What is required: Output the full listing below exactly as it reads, and skip anything that is a picture.

** Start of Working data **

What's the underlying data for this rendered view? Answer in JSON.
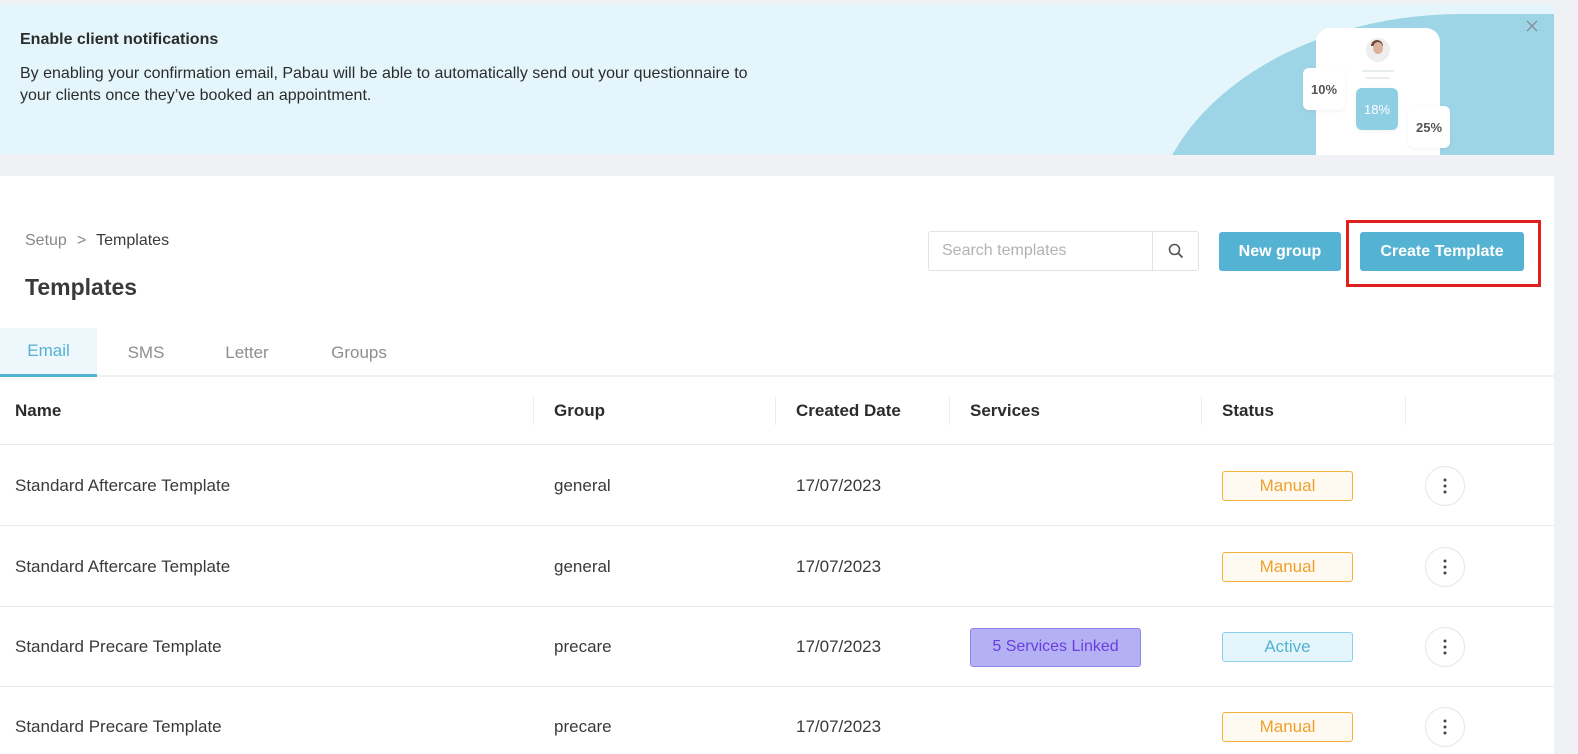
{
  "banner": {
    "title": "Enable client notifications",
    "text": "By enabling your confirmation email, Pabau will be able to automatically send out your questionnaire to your clients once they’ve booked an appointment.",
    "stats": [
      "10%",
      "18%",
      "25%"
    ]
  },
  "breadcrumb": {
    "parent": "Setup",
    "separator": ">",
    "current": "Templates"
  },
  "page_title": "Templates",
  "search": {
    "placeholder": "Search templates",
    "value": ""
  },
  "buttons": {
    "new_group": "New group",
    "create_template": "Create Template"
  },
  "tabs": [
    {
      "label": "Email",
      "active": true
    },
    {
      "label": "SMS",
      "active": false
    },
    {
      "label": "Letter",
      "active": false
    },
    {
      "label": "Groups",
      "active": false
    }
  ],
  "table": {
    "columns": [
      "Name",
      "Group",
      "Created Date",
      "Services",
      "Status"
    ],
    "rows": [
      {
        "name": "Standard Aftercare Template",
        "group": "general",
        "created": "17/07/2023",
        "services": "",
        "status": "Manual"
      },
      {
        "name": "Standard Aftercare Template",
        "group": "general",
        "created": "17/07/2023",
        "services": "",
        "status": "Manual"
      },
      {
        "name": "Standard Precare Template",
        "group": "precare",
        "created": "17/07/2023",
        "services": "5 Services Linked",
        "status": "Active"
      },
      {
        "name": "Standard Precare Template",
        "group": "precare",
        "created": "17/07/2023",
        "services": "",
        "status": "Manual"
      }
    ]
  },
  "colors": {
    "accent": "#54b2d3",
    "banner_bg": "#e4f6fb",
    "manual": "#eea12e",
    "services": "#6a3ee0",
    "highlight": "#e0201c"
  },
  "icons": {
    "close": "close-icon",
    "search": "search-icon",
    "row_menu": "more-vertical-icon"
  }
}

** End of Working data **

Task answer:
What's the underlying data for this rendered view? Answer in JSON.
{
  "banner": {
    "title": "Enable client notifications",
    "text": "By enabling your confirmation email, Pabau will be able to automatically send out your questionnaire to your clients once they’ve booked an appointment.",
    "stats": [
      "10%",
      "18%",
      "25%"
    ]
  },
  "breadcrumb": {
    "parent": "Setup",
    "separator": ">",
    "current": "Templates"
  },
  "page_title": "Templates",
  "search": {
    "placeholder": "Search templates",
    "value": ""
  },
  "buttons": {
    "new_group": "New group",
    "create_template": "Create Template"
  },
  "tabs": [
    {
      "label": "Email",
      "active": true
    },
    {
      "label": "SMS",
      "active": false
    },
    {
      "label": "Letter",
      "active": false
    },
    {
      "label": "Groups",
      "active": false
    }
  ],
  "table": {
    "columns": [
      "Name",
      "Group",
      "Created Date",
      "Services",
      "Status"
    ],
    "rows": [
      {
        "name": "Standard Aftercare Template",
        "group": "general",
        "created": "17/07/2023",
        "services": "",
        "status": "Manual"
      },
      {
        "name": "Standard Aftercare Template",
        "group": "general",
        "created": "17/07/2023",
        "services": "",
        "status": "Manual"
      },
      {
        "name": "Standard Precare Template",
        "group": "precare",
        "created": "17/07/2023",
        "services": "5 Services Linked",
        "status": "Active"
      },
      {
        "name": "Standard Precare Template",
        "group": "precare",
        "created": "17/07/2023",
        "services": "",
        "status": "Manual"
      }
    ]
  },
  "colors": {
    "accent": "#54b2d3",
    "banner_bg": "#e4f6fb",
    "manual": "#eea12e",
    "services": "#6a3ee0",
    "highlight": "#e0201c"
  },
  "icons": {
    "close": "close-icon",
    "search": "search-icon",
    "row_menu": "more-vertical-icon"
  }
}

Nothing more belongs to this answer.